Description of the task. Below is a block of data; give all of it again word for word.

[Recorded data]
_ _ _

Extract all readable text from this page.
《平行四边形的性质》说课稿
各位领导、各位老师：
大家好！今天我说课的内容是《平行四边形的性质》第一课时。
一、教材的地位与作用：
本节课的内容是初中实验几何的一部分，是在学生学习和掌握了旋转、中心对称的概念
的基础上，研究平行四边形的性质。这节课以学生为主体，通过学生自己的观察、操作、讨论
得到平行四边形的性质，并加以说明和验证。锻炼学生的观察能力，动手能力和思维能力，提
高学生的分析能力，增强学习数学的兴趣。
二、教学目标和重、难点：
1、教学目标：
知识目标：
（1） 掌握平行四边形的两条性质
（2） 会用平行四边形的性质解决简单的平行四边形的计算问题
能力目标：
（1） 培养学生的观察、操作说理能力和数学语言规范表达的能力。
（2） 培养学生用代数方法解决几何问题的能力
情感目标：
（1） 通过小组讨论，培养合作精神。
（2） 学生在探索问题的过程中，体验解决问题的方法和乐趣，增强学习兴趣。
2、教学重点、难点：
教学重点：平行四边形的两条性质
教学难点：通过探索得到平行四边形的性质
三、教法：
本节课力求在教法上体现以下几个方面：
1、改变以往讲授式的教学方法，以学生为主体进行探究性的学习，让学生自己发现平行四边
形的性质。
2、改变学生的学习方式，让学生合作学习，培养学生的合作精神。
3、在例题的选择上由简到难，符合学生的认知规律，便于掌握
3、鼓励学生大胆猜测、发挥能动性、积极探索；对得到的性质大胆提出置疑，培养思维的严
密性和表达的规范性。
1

_ _ _

Result of this exercise.
Extract all readable text from this page.
《平行四边形的性质》说课稿
各位领导、各位老师：
大家好！今天我说课的内容是《平行四边形的性质》第一课时。
一、教材的地位与作用：
本节课的内容是初中实验几何的一部分，是在学生学习和掌握了旋转、中心对称的概念
的基础上，研究平行四边形的性质。这节课以学生为主体，通过学生自己的观察、操作、讨论
得到平行四边形的性质，并加以说明和验证。锻炼学生的观察能力，动手能力和思维能力，提
高学生的分析能力，增强学习数学的兴趣。
二、教学目标和重、难点：
1、教学目标：
知识目标：
（1） 掌握平行四边形的两条性质
（2） 会用平行四边形的性质解决简单的平行四边形的计算问题
能力目标：
（1） 培养学生的观察、操作说理能力和数学语言规范表达的能力。
（2） 培养学生用代数方法解决几何问题的能力
情感目标：
（1） 通过小组讨论，培养合作精神。
（2） 学生在探索问题的过程中，体验解决问题的方法和乐趣，增强学习兴趣。
2、教学重点、难点：
教学重点：平行四边形的两条性质
教学难点：通过探索得到平行四边形的性质
三、教法：
本节课力求在教法上体现以下几个方面：
1、改变以往讲授式的教学方法，以学生为主体进行探究性的学习，让学生自己发现平行四边
形的性质。
2、改变学生的学习方式，让学生合作学习，培养学生的合作精神。
3、在例题的选择上由简到难，符合学生的认知规律，便于掌握
3、鼓励学生大胆猜测、发挥能动性、积极探索；对得到的性质大胆提出置疑，培养思维的严
密性和表达的规范性。
1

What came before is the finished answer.